§ **Instructions to follow**
Gather all lines in the entries that include the word "parts".

§ **Dataset extract**
━━━
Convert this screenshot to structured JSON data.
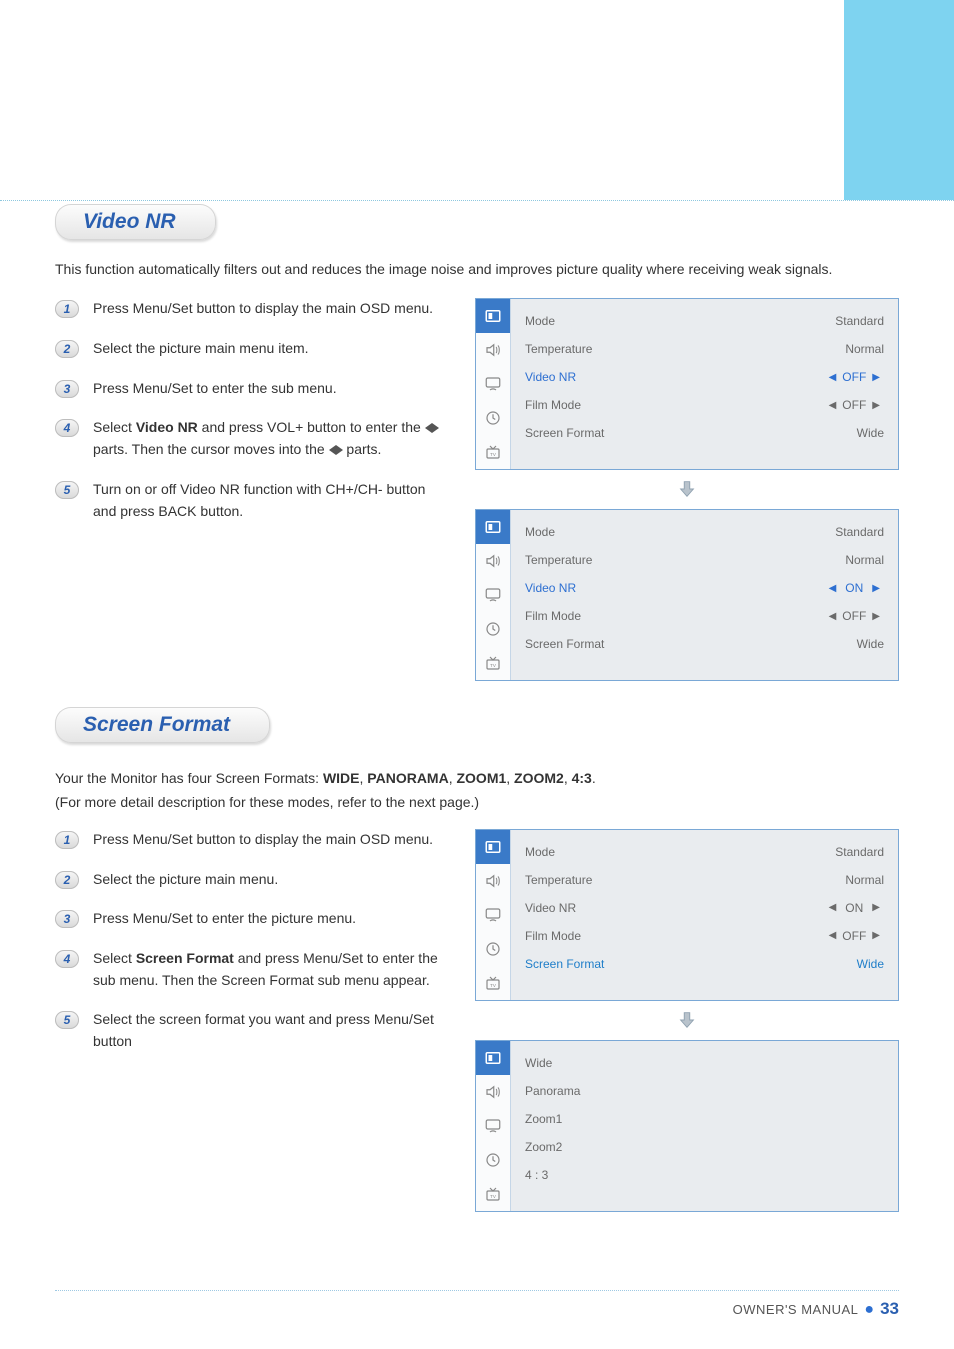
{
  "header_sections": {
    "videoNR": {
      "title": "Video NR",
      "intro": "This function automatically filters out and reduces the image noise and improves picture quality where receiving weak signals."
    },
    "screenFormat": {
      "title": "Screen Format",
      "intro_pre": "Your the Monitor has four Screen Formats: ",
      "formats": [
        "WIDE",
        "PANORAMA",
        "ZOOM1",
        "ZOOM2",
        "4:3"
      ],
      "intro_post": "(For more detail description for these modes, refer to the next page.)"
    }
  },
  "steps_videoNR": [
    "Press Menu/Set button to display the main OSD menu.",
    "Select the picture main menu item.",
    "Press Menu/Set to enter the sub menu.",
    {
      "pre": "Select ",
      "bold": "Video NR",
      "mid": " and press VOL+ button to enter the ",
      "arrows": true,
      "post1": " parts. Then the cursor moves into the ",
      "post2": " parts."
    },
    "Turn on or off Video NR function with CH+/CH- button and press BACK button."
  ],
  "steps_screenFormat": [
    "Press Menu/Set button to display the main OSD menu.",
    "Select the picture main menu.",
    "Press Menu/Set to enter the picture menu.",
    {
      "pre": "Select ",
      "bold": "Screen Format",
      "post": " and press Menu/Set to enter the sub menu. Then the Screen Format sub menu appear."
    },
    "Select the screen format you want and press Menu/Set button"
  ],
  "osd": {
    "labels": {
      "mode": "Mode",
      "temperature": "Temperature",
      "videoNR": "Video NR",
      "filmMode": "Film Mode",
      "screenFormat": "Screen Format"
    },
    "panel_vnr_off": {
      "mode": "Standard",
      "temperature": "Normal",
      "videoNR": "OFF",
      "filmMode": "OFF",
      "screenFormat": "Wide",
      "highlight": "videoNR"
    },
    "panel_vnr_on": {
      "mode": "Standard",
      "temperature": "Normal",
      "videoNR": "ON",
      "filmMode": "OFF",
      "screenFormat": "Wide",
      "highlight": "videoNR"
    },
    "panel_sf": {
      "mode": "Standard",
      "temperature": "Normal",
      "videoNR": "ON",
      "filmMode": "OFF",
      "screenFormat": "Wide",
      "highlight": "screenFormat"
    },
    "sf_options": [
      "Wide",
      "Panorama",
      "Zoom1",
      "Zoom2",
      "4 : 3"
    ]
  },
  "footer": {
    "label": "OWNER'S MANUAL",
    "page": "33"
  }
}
━━━
§ **Answer to the task**
      "post1": " parts. Then the cursor moves into the ",
      "post2": " parts."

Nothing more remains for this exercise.